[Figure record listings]
*-*-*

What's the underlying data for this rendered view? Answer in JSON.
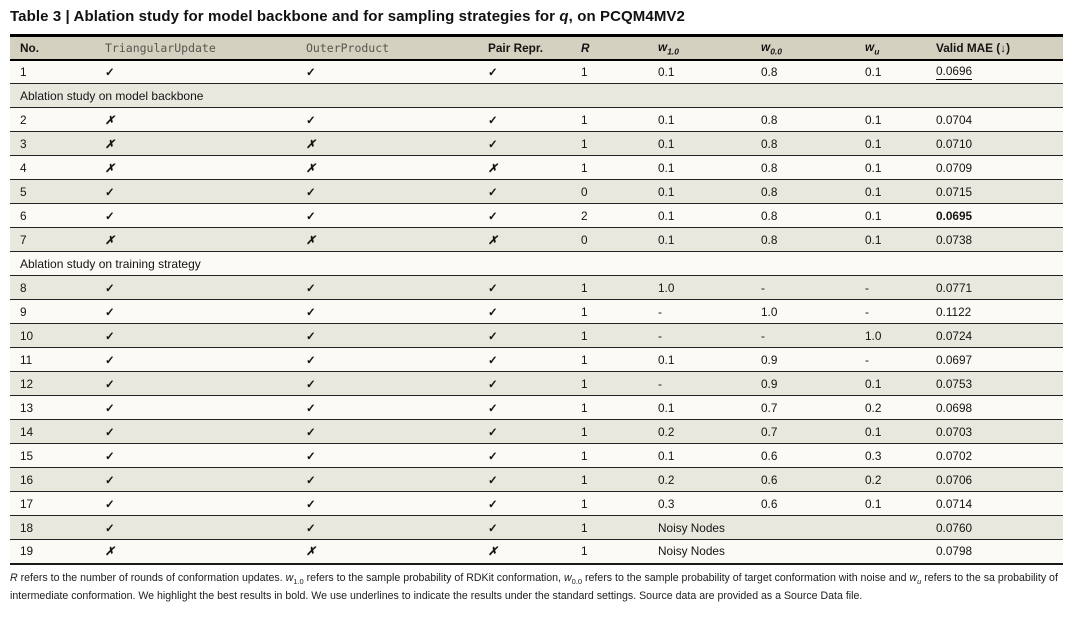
{
  "title": {
    "part1": "Table 3 | Ablation study for model backbone and for sampling strategies for ",
    "italic_q": "q",
    "part2": ", on PCQM4MV2"
  },
  "glyphs": {
    "check": "✓",
    "cross": "✗"
  },
  "table": {
    "columns": [
      {
        "id": "no",
        "label": "No.",
        "style": "bold"
      },
      {
        "id": "triangular-update",
        "label": "TriangularUpdate",
        "style": "mono"
      },
      {
        "id": "outer-product",
        "label": "OuterProduct",
        "style": "mono"
      },
      {
        "id": "pair-repr",
        "label": "Pair Repr.",
        "style": "bold"
      },
      {
        "id": "r",
        "label": "R",
        "style": "bold-italic"
      },
      {
        "id": "w10",
        "label": "w",
        "sub": "1.0",
        "style": "bold-italic"
      },
      {
        "id": "w00",
        "label": "w",
        "sub": "0.0",
        "style": "bold-italic"
      },
      {
        "id": "wu",
        "label": "w",
        "sub": "u",
        "style": "bold-italic"
      },
      {
        "id": "valid-mae",
        "label": "Valid MAE (↓)",
        "style": "bold"
      }
    ],
    "rows": [
      {
        "type": "data",
        "no": "1",
        "triangular_update": "check",
        "outer_product": "check",
        "pair_repr": "check",
        "r": "1",
        "w10": "0.1",
        "w00": "0.8",
        "wu": "0.1",
        "mae": "0.0696",
        "mae_format": "underline"
      },
      {
        "type": "section",
        "label": "Ablation study on model backbone"
      },
      {
        "type": "data",
        "no": "2",
        "triangular_update": "cross",
        "outer_product": "check",
        "pair_repr": "check",
        "r": "1",
        "w10": "0.1",
        "w00": "0.8",
        "wu": "0.1",
        "mae": "0.0704"
      },
      {
        "type": "data",
        "no": "3",
        "triangular_update": "cross",
        "outer_product": "cross",
        "pair_repr": "check",
        "r": "1",
        "w10": "0.1",
        "w00": "0.8",
        "wu": "0.1",
        "mae": "0.0710"
      },
      {
        "type": "data",
        "no": "4",
        "triangular_update": "cross",
        "outer_product": "cross",
        "pair_repr": "cross",
        "r": "1",
        "w10": "0.1",
        "w00": "0.8",
        "wu": "0.1",
        "mae": "0.0709"
      },
      {
        "type": "data",
        "no": "5",
        "triangular_update": "check",
        "outer_product": "check",
        "pair_repr": "check",
        "r": "0",
        "w10": "0.1",
        "w00": "0.8",
        "wu": "0.1",
        "mae": "0.0715"
      },
      {
        "type": "data",
        "no": "6",
        "triangular_update": "check",
        "outer_product": "check",
        "pair_repr": "check",
        "r": "2",
        "w10": "0.1",
        "w00": "0.8",
        "wu": "0.1",
        "mae": "0.0695",
        "mae_format": "bold"
      },
      {
        "type": "data",
        "no": "7",
        "triangular_update": "cross",
        "outer_product": "cross",
        "pair_repr": "cross",
        "r": "0",
        "w10": "0.1",
        "w00": "0.8",
        "wu": "0.1",
        "mae": "0.0738"
      },
      {
        "type": "section",
        "label": "Ablation study on training strategy"
      },
      {
        "type": "data",
        "no": "8",
        "triangular_update": "check",
        "outer_product": "check",
        "pair_repr": "check",
        "r": "1",
        "w10": "1.0",
        "w00": "-",
        "wu": "-",
        "mae": "0.0771"
      },
      {
        "type": "data",
        "no": "9",
        "triangular_update": "check",
        "outer_product": "check",
        "pair_repr": "check",
        "r": "1",
        "w10": "-",
        "w00": "1.0",
        "wu": "-",
        "mae": "0.1122"
      },
      {
        "type": "data",
        "no": "10",
        "triangular_update": "check",
        "outer_product": "check",
        "pair_repr": "check",
        "r": "1",
        "w10": "-",
        "w00": "-",
        "wu": "1.0",
        "mae": "0.0724"
      },
      {
        "type": "data",
        "no": "11",
        "triangular_update": "check",
        "outer_product": "check",
        "pair_repr": "check",
        "r": "1",
        "w10": "0.1",
        "w00": "0.9",
        "wu": "-",
        "mae": "0.0697"
      },
      {
        "type": "data",
        "no": "12",
        "triangular_update": "check",
        "outer_product": "check",
        "pair_repr": "check",
        "r": "1",
        "w10": "-",
        "w00": "0.9",
        "wu": "0.1",
        "mae": "0.0753"
      },
      {
        "type": "data",
        "no": "13",
        "triangular_update": "check",
        "outer_product": "check",
        "pair_repr": "check",
        "r": "1",
        "w10": "0.1",
        "w00": "0.7",
        "wu": "0.2",
        "mae": "0.0698"
      },
      {
        "type": "data",
        "no": "14",
        "triangular_update": "check",
        "outer_product": "check",
        "pair_repr": "check",
        "r": "1",
        "w10": "0.2",
        "w00": "0.7",
        "wu": "0.1",
        "mae": "0.0703"
      },
      {
        "type": "data",
        "no": "15",
        "triangular_update": "check",
        "outer_product": "check",
        "pair_repr": "check",
        "r": "1",
        "w10": "0.1",
        "w00": "0.6",
        "wu": "0.3",
        "mae": "0.0702"
      },
      {
        "type": "data",
        "no": "16",
        "triangular_update": "check",
        "outer_product": "check",
        "pair_repr": "check",
        "r": "1",
        "w10": "0.2",
        "w00": "0.6",
        "wu": "0.2",
        "mae": "0.0706"
      },
      {
        "type": "data",
        "no": "17",
        "triangular_update": "check",
        "outer_product": "check",
        "pair_repr": "check",
        "r": "1",
        "w10": "0.3",
        "w00": "0.6",
        "wu": "0.1",
        "mae": "0.0714"
      },
      {
        "type": "data",
        "no": "18",
        "triangular_update": "check",
        "outer_product": "check",
        "pair_repr": "check",
        "r": "1",
        "w_span": "Noisy Nodes",
        "mae": "0.0760"
      },
      {
        "type": "data",
        "no": "19",
        "triangular_update": "cross",
        "outer_product": "cross",
        "pair_repr": "cross",
        "r": "1",
        "w_span": "Noisy Nodes",
        "mae": "0.0798"
      }
    ]
  },
  "footnote": {
    "segments": [
      {
        "text": "R",
        "italic": true
      },
      {
        "text": " refers to the number of rounds of conformation updates. "
      },
      {
        "text": "w",
        "italic": true
      },
      {
        "text": "1.0",
        "sub": true
      },
      {
        "text": " refers to the sample probability of RDKit conformation, "
      },
      {
        "text": "w",
        "italic": true
      },
      {
        "text": "0.0",
        "sub": true
      },
      {
        "text": " refers to the sample probability of target conformation with noise and "
      },
      {
        "text": "w",
        "italic": true
      },
      {
        "text": "u",
        "sub": true,
        "italic": true
      },
      {
        "text": " refers to the sa probability of intermediate conformation. We highlight the best results in bold. We use underlines to indicate the results under the standard settings. Source data are provided as a Source Data file."
      }
    ]
  },
  "colors": {
    "header_bg": "#d5d1c0",
    "stripe_dark": "#e9e8de",
    "stripe_light": "#fbfaf4",
    "rule": "#000000"
  }
}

*-*-*

What is expected:
Can you restate all the records above word for word while dropping the pictures?

Output for this task:
What's the underlying data for this rendered view? Answer in JSON.
{
  "title": {
    "part1": "Table 3 | Ablation study for model backbone and for sampling strategies for ",
    "italic_q": "q",
    "part2": ", on PCQM4MV2"
  },
  "glyphs": {
    "check": "✓",
    "cross": "✗"
  },
  "table": {
    "columns": [
      {
        "id": "no",
        "label": "No.",
        "style": "bold"
      },
      {
        "id": "triangular-update",
        "label": "TriangularUpdate",
        "style": "mono"
      },
      {
        "id": "outer-product",
        "label": "OuterProduct",
        "style": "mono"
      },
      {
        "id": "pair-repr",
        "label": "Pair Repr.",
        "style": "bold"
      },
      {
        "id": "r",
        "label": "R",
        "style": "bold-italic"
      },
      {
        "id": "w10",
        "label": "w",
        "sub": "1.0",
        "style": "bold-italic"
      },
      {
        "id": "w00",
        "label": "w",
        "sub": "0.0",
        "style": "bold-italic"
      },
      {
        "id": "wu",
        "label": "w",
        "sub": "u",
        "style": "bold-italic"
      },
      {
        "id": "valid-mae",
        "label": "Valid MAE (↓)",
        "style": "bold"
      }
    ],
    "rows": [
      {
        "type": "data",
        "no": "1",
        "triangular_update": "check",
        "outer_product": "check",
        "pair_repr": "check",
        "r": "1",
        "w10": "0.1",
        "w00": "0.8",
        "wu": "0.1",
        "mae": "0.0696",
        "mae_format": "underline"
      },
      {
        "type": "section",
        "label": "Ablation study on model backbone"
      },
      {
        "type": "data",
        "no": "2",
        "triangular_update": "cross",
        "outer_product": "check",
        "pair_repr": "check",
        "r": "1",
        "w10": "0.1",
        "w00": "0.8",
        "wu": "0.1",
        "mae": "0.0704"
      },
      {
        "type": "data",
        "no": "3",
        "triangular_update": "cross",
        "outer_product": "cross",
        "pair_repr": "check",
        "r": "1",
        "w10": "0.1",
        "w00": "0.8",
        "wu": "0.1",
        "mae": "0.0710"
      },
      {
        "type": "data",
        "no": "4",
        "triangular_update": "cross",
        "outer_product": "cross",
        "pair_repr": "cross",
        "r": "1",
        "w10": "0.1",
        "w00": "0.8",
        "wu": "0.1",
        "mae": "0.0709"
      },
      {
        "type": "data",
        "no": "5",
        "triangular_update": "check",
        "outer_product": "check",
        "pair_repr": "check",
        "r": "0",
        "w10": "0.1",
        "w00": "0.8",
        "wu": "0.1",
        "mae": "0.0715"
      },
      {
        "type": "data",
        "no": "6",
        "triangular_update": "check",
        "outer_product": "check",
        "pair_repr": "check",
        "r": "2",
        "w10": "0.1",
        "w00": "0.8",
        "wu": "0.1",
        "mae": "0.0695",
        "mae_format": "bold"
      },
      {
        "type": "data",
        "no": "7",
        "triangular_update": "cross",
        "outer_product": "cross",
        "pair_repr": "cross",
        "r": "0",
        "w10": "0.1",
        "w00": "0.8",
        "wu": "0.1",
        "mae": "0.0738"
      },
      {
        "type": "section",
        "label": "Ablation study on training strategy"
      },
      {
        "type": "data",
        "no": "8",
        "triangular_update": "check",
        "outer_product": "check",
        "pair_repr": "check",
        "r": "1",
        "w10": "1.0",
        "w00": "-",
        "wu": "-",
        "mae": "0.0771"
      },
      {
        "type": "data",
        "no": "9",
        "triangular_update": "check",
        "outer_product": "check",
        "pair_repr": "check",
        "r": "1",
        "w10": "-",
        "w00": "1.0",
        "wu": "-",
        "mae": "0.1122"
      },
      {
        "type": "data",
        "no": "10",
        "triangular_update": "check",
        "outer_product": "check",
        "pair_repr": "check",
        "r": "1",
        "w10": "-",
        "w00": "-",
        "wu": "1.0",
        "mae": "0.0724"
      },
      {
        "type": "data",
        "no": "11",
        "triangular_update": "check",
        "outer_product": "check",
        "pair_repr": "check",
        "r": "1",
        "w10": "0.1",
        "w00": "0.9",
        "wu": "-",
        "mae": "0.0697"
      },
      {
        "type": "data",
        "no": "12",
        "triangular_update": "check",
        "outer_product": "check",
        "pair_repr": "check",
        "r": "1",
        "w10": "-",
        "w00": "0.9",
        "wu": "0.1",
        "mae": "0.0753"
      },
      {
        "type": "data",
        "no": "13",
        "triangular_update": "check",
        "outer_product": "check",
        "pair_repr": "check",
        "r": "1",
        "w10": "0.1",
        "w00": "0.7",
        "wu": "0.2",
        "mae": "0.0698"
      },
      {
        "type": "data",
        "no": "14",
        "triangular_update": "check",
        "outer_product": "check",
        "pair_repr": "check",
        "r": "1",
        "w10": "0.2",
        "w00": "0.7",
        "wu": "0.1",
        "mae": "0.0703"
      },
      {
        "type": "data",
        "no": "15",
        "triangular_update": "check",
        "outer_product": "check",
        "pair_repr": "check",
        "r": "1",
        "w10": "0.1",
        "w00": "0.6",
        "wu": "0.3",
        "mae": "0.0702"
      },
      {
        "type": "data",
        "no": "16",
        "triangular_update": "check",
        "outer_product": "check",
        "pair_repr": "check",
        "r": "1",
        "w10": "0.2",
        "w00": "0.6",
        "wu": "0.2",
        "mae": "0.0706"
      },
      {
        "type": "data",
        "no": "17",
        "triangular_update": "check",
        "outer_product": "check",
        "pair_repr": "check",
        "r": "1",
        "w10": "0.3",
        "w00": "0.6",
        "wu": "0.1",
        "mae": "0.0714"
      },
      {
        "type": "data",
        "no": "18",
        "triangular_update": "check",
        "outer_product": "check",
        "pair_repr": "check",
        "r": "1",
        "w_span": "Noisy Nodes",
        "mae": "0.0760"
      },
      {
        "type": "data",
        "no": "19",
        "triangular_update": "cross",
        "outer_product": "cross",
        "pair_repr": "cross",
        "r": "1",
        "w_span": "Noisy Nodes",
        "mae": "0.0798"
      }
    ]
  },
  "footnote": {
    "segments": [
      {
        "text": "R",
        "italic": true
      },
      {
        "text": " refers to the number of rounds of conformation updates. "
      },
      {
        "text": "w",
        "italic": true
      },
      {
        "text": "1.0",
        "sub": true
      },
      {
        "text": " refers to the sample probability of RDKit conformation, "
      },
      {
        "text": "w",
        "italic": true
      },
      {
        "text": "0.0",
        "sub": true
      },
      {
        "text": " refers to the sample probability of target conformation with noise and "
      },
      {
        "text": "w",
        "italic": true
      },
      {
        "text": "u",
        "sub": true,
        "italic": true
      },
      {
        "text": " refers to the sa probability of intermediate conformation. We highlight the best results in bold. We use underlines to indicate the results under the standard settings. Source data are provided as a Source Data file."
      }
    ]
  },
  "colors": {
    "header_bg": "#d5d1c0",
    "stripe_dark": "#e9e8de",
    "stripe_light": "#fbfaf4",
    "rule": "#000000"
  }
}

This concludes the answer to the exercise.